** Start of Given passage **
In this embodiment, the dimensional relation is such that
E<C<D. By doing so, the difference between the length E and
the width C can be reduced, and therefore, the difference between
the frictional coefficients between the pressing roller 10 and the
heat resistive film 21 in the area within the length E and the
outside thereof, can be reduced, so that the difference in feeding
can be reduced.
Accordingly, the heat resistive film 21 can be stably fed by the
pressing roller 10 without damage of the edge portions of the heat
resistive film 21.
Film stopping surfaces 22a and 23a of the flanges 22 and 23 are
disposed within the length of the pressing roller 10. Therefore,
the edges of the heat resistive film 21 are protected even if the
film is laterally shifted.
The description will be made as to the pressing roller 10. The
pressing roller 10 cooperates with the linear heater 19 to form the
nip N with the heat resistive film 21 therein, and functions to
drive the heat resistive film 21. It is made of an elastic rubber
having a good parting property, such as silicone rubber. It is not
a straight roller but is reversely crowned, as shown in FIG. 9A or
9B, in which the reverse crowning is somewhat exaggerated. The
longitudinal end portions may be cut out, as indicated by reference
12a. The degree of the reverse crowning is 100-200 microns when the
effective length H of the pressing roller 10 is 230 mm, for
example.
** End of Given passage **
In the passage on the pressing roller, what is the pressing roller made of? The listing below comes from a different source than the text.
** Start of Given information **
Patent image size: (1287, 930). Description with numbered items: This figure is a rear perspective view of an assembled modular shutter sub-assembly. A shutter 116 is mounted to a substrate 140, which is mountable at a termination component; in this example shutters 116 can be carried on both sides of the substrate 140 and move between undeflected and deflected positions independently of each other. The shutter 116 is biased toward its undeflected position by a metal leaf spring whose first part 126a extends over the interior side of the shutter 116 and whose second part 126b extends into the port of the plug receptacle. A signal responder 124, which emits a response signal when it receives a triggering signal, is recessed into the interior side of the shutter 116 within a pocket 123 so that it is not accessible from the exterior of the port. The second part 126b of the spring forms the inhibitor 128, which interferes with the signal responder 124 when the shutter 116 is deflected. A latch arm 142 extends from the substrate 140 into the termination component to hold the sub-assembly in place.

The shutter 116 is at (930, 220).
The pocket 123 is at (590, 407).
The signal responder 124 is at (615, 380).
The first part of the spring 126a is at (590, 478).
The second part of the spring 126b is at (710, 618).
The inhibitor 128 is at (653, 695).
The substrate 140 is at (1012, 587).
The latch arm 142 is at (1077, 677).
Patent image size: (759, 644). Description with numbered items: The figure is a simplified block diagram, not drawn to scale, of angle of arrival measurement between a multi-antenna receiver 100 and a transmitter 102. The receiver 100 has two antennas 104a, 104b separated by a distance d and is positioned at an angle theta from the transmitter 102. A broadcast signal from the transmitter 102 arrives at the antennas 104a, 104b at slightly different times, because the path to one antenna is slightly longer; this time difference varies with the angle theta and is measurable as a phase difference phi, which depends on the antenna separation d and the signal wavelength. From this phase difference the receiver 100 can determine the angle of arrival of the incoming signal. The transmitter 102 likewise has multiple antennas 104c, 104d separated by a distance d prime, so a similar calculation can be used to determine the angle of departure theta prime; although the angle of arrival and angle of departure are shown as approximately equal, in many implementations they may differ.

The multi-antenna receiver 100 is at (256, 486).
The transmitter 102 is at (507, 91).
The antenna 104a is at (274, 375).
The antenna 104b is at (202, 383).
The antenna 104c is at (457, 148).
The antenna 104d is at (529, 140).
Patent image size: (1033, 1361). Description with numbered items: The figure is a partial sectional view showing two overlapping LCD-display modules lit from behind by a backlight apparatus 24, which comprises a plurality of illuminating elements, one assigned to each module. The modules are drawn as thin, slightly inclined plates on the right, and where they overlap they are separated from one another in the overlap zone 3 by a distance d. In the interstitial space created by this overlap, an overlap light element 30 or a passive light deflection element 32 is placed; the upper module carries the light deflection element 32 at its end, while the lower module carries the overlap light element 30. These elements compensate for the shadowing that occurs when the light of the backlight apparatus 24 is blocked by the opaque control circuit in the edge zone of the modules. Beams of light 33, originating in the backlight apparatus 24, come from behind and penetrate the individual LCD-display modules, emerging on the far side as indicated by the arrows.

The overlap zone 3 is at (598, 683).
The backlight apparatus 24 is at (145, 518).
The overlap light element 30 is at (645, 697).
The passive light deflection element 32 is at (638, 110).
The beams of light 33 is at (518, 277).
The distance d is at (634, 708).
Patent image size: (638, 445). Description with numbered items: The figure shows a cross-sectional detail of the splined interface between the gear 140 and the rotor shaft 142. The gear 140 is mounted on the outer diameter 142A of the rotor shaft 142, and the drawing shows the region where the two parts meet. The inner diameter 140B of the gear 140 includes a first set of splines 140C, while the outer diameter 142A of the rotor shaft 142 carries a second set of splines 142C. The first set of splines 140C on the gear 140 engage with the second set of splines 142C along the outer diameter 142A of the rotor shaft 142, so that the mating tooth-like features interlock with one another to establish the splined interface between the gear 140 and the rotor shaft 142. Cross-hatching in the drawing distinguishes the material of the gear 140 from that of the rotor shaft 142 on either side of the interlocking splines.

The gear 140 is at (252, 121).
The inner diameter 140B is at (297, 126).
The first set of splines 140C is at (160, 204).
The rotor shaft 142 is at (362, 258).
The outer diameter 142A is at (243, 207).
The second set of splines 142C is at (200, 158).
** End of Given information **
◆ Expected answer:
It is made of an elastic rubber with a good parting property, such as silicone rubber.